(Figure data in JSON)
-=-=-=-=-
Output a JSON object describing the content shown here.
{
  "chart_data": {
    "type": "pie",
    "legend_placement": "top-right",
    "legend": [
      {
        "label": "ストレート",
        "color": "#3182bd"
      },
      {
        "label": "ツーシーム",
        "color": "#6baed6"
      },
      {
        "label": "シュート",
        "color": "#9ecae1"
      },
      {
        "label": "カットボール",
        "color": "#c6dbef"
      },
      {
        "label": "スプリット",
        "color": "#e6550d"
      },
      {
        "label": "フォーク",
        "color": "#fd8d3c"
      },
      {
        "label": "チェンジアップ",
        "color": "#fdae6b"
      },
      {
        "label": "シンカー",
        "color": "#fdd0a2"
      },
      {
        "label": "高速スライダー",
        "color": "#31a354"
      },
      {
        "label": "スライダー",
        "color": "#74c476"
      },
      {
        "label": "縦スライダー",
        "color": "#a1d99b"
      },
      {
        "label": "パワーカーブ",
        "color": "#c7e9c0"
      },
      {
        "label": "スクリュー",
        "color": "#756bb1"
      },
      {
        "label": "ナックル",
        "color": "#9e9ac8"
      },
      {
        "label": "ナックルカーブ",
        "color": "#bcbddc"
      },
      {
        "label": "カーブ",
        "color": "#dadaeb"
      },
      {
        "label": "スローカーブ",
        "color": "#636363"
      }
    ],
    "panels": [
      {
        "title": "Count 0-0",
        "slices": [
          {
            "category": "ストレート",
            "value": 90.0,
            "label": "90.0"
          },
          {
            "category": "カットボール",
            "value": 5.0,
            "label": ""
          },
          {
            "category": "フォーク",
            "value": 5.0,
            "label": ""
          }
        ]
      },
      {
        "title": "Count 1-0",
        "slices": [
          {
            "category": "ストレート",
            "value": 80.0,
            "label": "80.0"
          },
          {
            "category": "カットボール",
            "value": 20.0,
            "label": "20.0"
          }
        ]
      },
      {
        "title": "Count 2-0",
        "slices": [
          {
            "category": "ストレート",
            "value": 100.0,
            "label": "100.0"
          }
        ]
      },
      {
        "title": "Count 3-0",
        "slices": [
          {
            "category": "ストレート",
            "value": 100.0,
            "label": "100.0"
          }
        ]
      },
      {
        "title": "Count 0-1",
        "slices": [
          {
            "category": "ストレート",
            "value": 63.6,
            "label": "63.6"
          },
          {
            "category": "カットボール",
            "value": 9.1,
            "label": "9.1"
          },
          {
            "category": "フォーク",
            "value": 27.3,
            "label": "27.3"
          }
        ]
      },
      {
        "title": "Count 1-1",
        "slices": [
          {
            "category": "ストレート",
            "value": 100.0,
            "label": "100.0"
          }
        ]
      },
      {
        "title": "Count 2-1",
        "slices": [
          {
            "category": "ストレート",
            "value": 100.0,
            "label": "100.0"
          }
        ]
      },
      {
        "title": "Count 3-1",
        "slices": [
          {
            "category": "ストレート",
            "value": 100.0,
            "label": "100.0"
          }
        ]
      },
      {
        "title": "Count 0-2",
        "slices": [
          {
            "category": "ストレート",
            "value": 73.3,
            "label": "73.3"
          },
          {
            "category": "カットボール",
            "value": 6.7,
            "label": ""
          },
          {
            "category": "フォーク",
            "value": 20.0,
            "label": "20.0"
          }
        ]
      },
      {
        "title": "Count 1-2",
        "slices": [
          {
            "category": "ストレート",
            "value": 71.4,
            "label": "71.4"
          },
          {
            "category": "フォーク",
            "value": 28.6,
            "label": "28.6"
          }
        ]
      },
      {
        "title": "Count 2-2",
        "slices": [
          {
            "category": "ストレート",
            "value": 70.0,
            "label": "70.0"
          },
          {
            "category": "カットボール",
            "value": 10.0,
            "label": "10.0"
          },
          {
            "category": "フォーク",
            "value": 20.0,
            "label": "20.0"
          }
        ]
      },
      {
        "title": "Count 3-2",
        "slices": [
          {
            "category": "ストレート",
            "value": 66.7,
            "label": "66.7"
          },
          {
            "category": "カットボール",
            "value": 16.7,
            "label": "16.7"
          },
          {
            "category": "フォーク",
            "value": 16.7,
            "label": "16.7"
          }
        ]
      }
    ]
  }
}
-=-=-=-=-
INSTRUCTIONS FOR THE TASK ▸ Copy the lines from the entries above in which the word "Count" appears.

COMPLETED EXERCISE ▸
        "title": "Count 0-0",
        "title": "Count 1-0",
        "title": "Count 2-0",
        "title": "Count 3-0",
        "title": "Count 0-1",
        "title": "Count 1-1",
        "title": "Count 2-1",
        "title": "Count 3-1",
        "title": "Count 0-2",
        "title": "Count 1-2",
        "title": "Count 2-2",
        "title": "Count 3-2",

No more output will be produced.